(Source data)
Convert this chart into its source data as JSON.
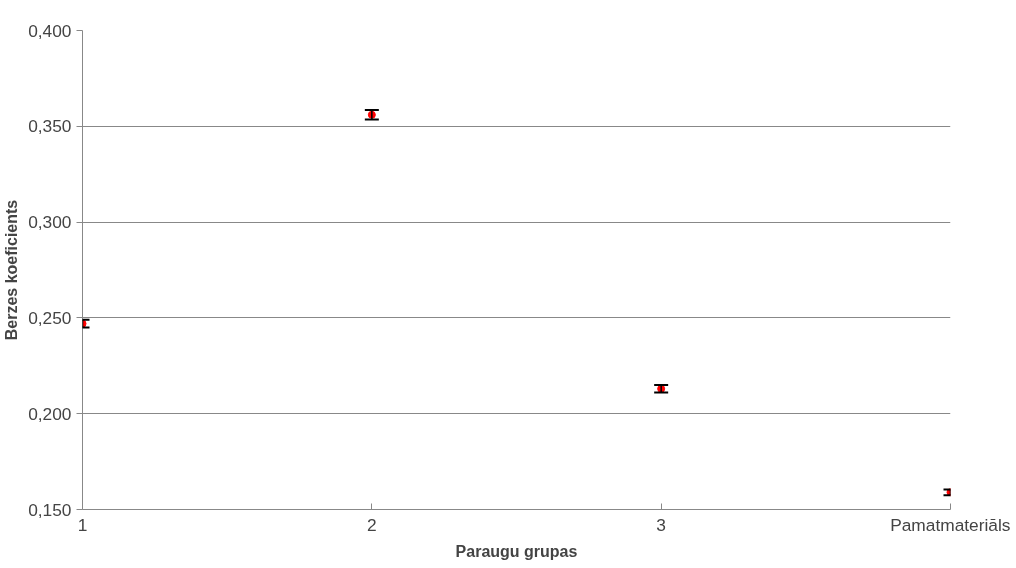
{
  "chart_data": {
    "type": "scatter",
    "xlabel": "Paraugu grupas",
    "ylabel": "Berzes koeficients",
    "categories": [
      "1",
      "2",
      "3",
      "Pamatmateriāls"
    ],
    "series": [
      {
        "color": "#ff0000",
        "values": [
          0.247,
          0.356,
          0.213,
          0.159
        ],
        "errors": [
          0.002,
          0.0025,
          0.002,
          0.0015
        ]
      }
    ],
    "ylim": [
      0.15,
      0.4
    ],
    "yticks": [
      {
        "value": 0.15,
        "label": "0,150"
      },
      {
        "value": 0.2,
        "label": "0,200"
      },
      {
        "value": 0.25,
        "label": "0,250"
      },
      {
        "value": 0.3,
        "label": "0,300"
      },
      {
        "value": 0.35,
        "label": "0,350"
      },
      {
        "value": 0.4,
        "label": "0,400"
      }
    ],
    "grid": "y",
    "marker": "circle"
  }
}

_Instruction_
Omit the pictures and restate the rest of the records verbatim.

_Solution to this exercise_
Convert this chart into its source data as JSON.
{
  "chart_data": {
    "type": "scatter",
    "xlabel": "Paraugu grupas",
    "ylabel": "Berzes koeficients",
    "categories": [
      "1",
      "2",
      "3",
      "Pamatmateriāls"
    ],
    "series": [
      {
        "color": "#ff0000",
        "values": [
          0.247,
          0.356,
          0.213,
          0.159
        ],
        "errors": [
          0.002,
          0.0025,
          0.002,
          0.0015
        ]
      }
    ],
    "ylim": [
      0.15,
      0.4
    ],
    "yticks": [
      {
        "value": 0.15,
        "label": "0,150"
      },
      {
        "value": 0.2,
        "label": "0,200"
      },
      {
        "value": 0.25,
        "label": "0,250"
      },
      {
        "value": 0.3,
        "label": "0,300"
      },
      {
        "value": 0.35,
        "label": "0,350"
      },
      {
        "value": 0.4,
        "label": "0,400"
      }
    ],
    "grid": "y",
    "marker": "circle"
  }
}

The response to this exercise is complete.